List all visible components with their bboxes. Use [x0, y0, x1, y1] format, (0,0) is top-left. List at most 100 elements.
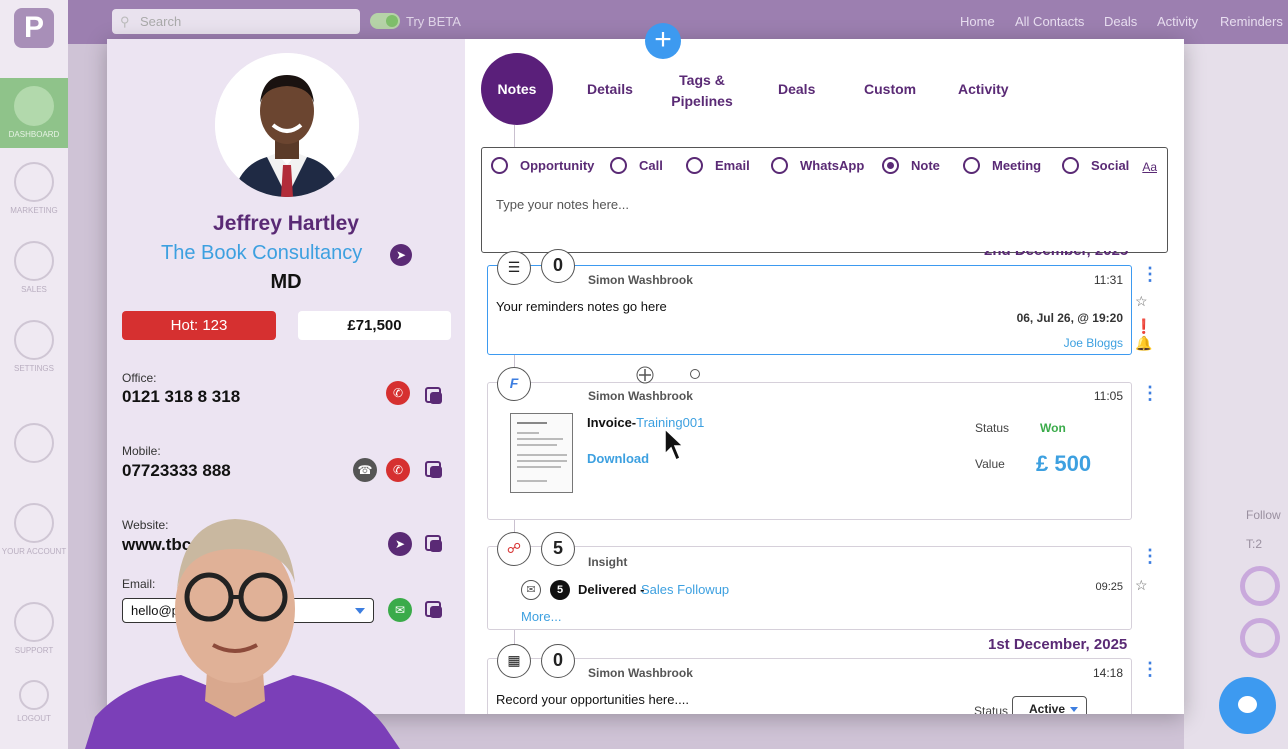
follow-label: Follow [1246, 508, 1281, 522]
sidebar-item-dashboard[interactable]: DASHBOARD [0, 78, 68, 148]
note-composer[interactable]: Opportunity Call Email WhatsApp Note Mee… [481, 147, 1168, 253]
opportunity-icon: ▦ [497, 644, 531, 678]
whatsapp-icon[interactable]: ☎ [353, 458, 377, 482]
status-label: Status [974, 704, 1009, 714]
reminder-count: 0 [541, 249, 575, 283]
copy-icon[interactable] [425, 535, 443, 553]
avatar [215, 53, 359, 197]
insight-card[interactable]: Insight ✉ 5 Delivered - Sales Followup 0… [487, 546, 1132, 630]
chevron-down-icon [1070, 707, 1078, 712]
note-type-meeting[interactable]: Meeting [963, 157, 1041, 175]
campaign-link[interactable]: Sales Followup [641, 582, 729, 597]
star-icon[interactable]: ☆ [1135, 293, 1148, 310]
note-type-email[interactable]: Email [686, 157, 750, 175]
note-input[interactable]: Type your notes here... [496, 197, 629, 212]
freeagent-icon: F [497, 367, 531, 401]
phone-icon[interactable]: ✆ [386, 381, 410, 405]
chat-widget-button[interactable] [1219, 677, 1276, 734]
copy-icon[interactable] [425, 461, 443, 479]
invoice-value: £ 500 [1036, 451, 1092, 476]
sidebar-item-settings[interactable]: SETTINGS [0, 320, 68, 373]
card-time: 11:31 [1093, 273, 1123, 287]
avatar-ring [1240, 566, 1280, 606]
card-text: Record your opportunities here.... [496, 692, 689, 707]
invoice-thumbnail[interactable] [510, 413, 573, 493]
t-label: T:2 [1246, 537, 1263, 551]
hot-score-badge[interactable]: Hot: 123 [122, 311, 276, 340]
try-beta-label: Try BETA [406, 14, 461, 29]
tab-activity[interactable]: Activity [958, 81, 1009, 97]
resize-handle[interactable] [690, 369, 700, 379]
contact-name: Jeffrey Hartley [213, 212, 359, 235]
opportunity-card[interactable]: Simon Washbrook 14:18 Record your opport… [487, 658, 1132, 714]
sidebar-item-marketing[interactable]: MARKETING [0, 162, 68, 215]
notes-panel: Notes Details Tags & Pipelines Deals Cust… [465, 39, 1184, 714]
alert-icon[interactable]: ❗ [1135, 318, 1152, 335]
note-type-social[interactable]: Social [1062, 157, 1129, 175]
phone-icon[interactable]: ✆ [386, 458, 410, 482]
office-label: Office: [122, 371, 157, 385]
sidebar-item-account[interactable]: YOUR ACCOUNT [0, 503, 68, 556]
text-format-toggle[interactable]: Aa [1142, 160, 1157, 174]
star-icon[interactable]: ☆ [1135, 577, 1148, 594]
sidebar-item-mail[interactable] [0, 423, 68, 467]
copy-icon[interactable] [425, 387, 443, 405]
contact-role: MD [270, 271, 302, 293]
note-type-call[interactable]: Call [610, 157, 663, 175]
reminder-due: 06, Jul 26, @ 19:20 [1016, 311, 1123, 325]
office-phone: 0121 318 8 318 [122, 387, 241, 406]
beta-toggle[interactable] [370, 13, 400, 29]
more-options-icon[interactable]: ⋮ [1141, 660, 1159, 678]
more-options-icon[interactable]: ⋮ [1141, 265, 1159, 283]
mouse-cursor-icon [664, 427, 686, 467]
search-icon: ⚲ [120, 14, 130, 29]
sidebar-item-sales[interactable]: SALES [0, 241, 68, 294]
tab-notes[interactable]: Notes [481, 53, 553, 125]
tab-tags-pipelines[interactable]: Tags & Pipelines [671, 70, 733, 112]
nav-activity[interactable]: Activity [1157, 14, 1198, 29]
delivered-count: 5 [550, 580, 570, 600]
note-type-opportunity[interactable]: Opportunity [491, 157, 594, 175]
sidebar-item-logout[interactable]: LOGOUT [0, 680, 68, 723]
bell-icon[interactable]: 🔔 [1135, 335, 1152, 352]
card-author: Simon Washbrook [588, 666, 693, 680]
download-link[interactable]: Download [587, 451, 649, 466]
nav-home[interactable]: Home [960, 14, 995, 29]
sidebar-item-support[interactable]: SUPPORT [0, 602, 68, 655]
invoice-card[interactable]: Simon Washbrook 11:05 Invoice-Training00… [487, 382, 1132, 520]
status-select[interactable]: Active [1012, 696, 1087, 714]
nav-all-contacts[interactable]: All Contacts [1015, 14, 1084, 29]
reminder-card[interactable]: Simon Washbrook 11:31 Your reminders not… [487, 265, 1132, 355]
search-input[interactable]: ⚲ Search [112, 9, 360, 34]
reminder-assignee[interactable]: Joe Bloggs [1064, 336, 1123, 350]
value-label: Value [975, 457, 1005, 471]
nav-deals[interactable]: Deals [1104, 14, 1137, 29]
workflow-icon: ☍ [497, 532, 531, 566]
tab-details[interactable]: Details [587, 81, 633, 97]
card-time: 09:25 [1095, 581, 1123, 593]
opportunity-count: 0 [541, 644, 575, 678]
card-author: Simon Washbrook [588, 389, 693, 403]
more-options-icon[interactable]: ⋮ [1141, 384, 1159, 402]
reminder-notes-icon: ☰ [497, 251, 531, 285]
status-badge: Won [1040, 421, 1066, 435]
company-link-icon[interactable]: ➤ [390, 244, 412, 266]
add-button[interactable]: + [645, 23, 681, 59]
tab-deals[interactable]: Deals [778, 81, 815, 97]
webcam-overlay [85, 505, 400, 749]
card-time: 14:18 [1092, 666, 1123, 680]
mobile-label: Mobile: [122, 444, 161, 458]
invoice-title[interactable]: Invoice-Training001 [587, 415, 704, 430]
note-type-note[interactable]: Note [882, 157, 940, 175]
tab-custom[interactable]: Custom [864, 81, 916, 97]
insight-label: Insight [588, 555, 628, 569]
more-link[interactable]: More... [521, 609, 561, 624]
move-icon[interactable] [636, 366, 654, 389]
company-name[interactable]: The Book Consultancy [161, 242, 362, 265]
note-type-whatsapp[interactable]: WhatsApp [771, 157, 864, 175]
contact-value: £71,500 [298, 311, 451, 340]
delivered-label: Delivered - [578, 582, 645, 597]
more-options-icon[interactable]: ⋮ [1141, 547, 1159, 565]
nav-reminders[interactable]: Reminders [1220, 14, 1283, 29]
copy-icon[interactable] [425, 601, 443, 619]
+---+
* [Given exercise]:
Count the lines in the listing that contain the string "value", treating case as significant, and give only the number.

* [Task output]:
3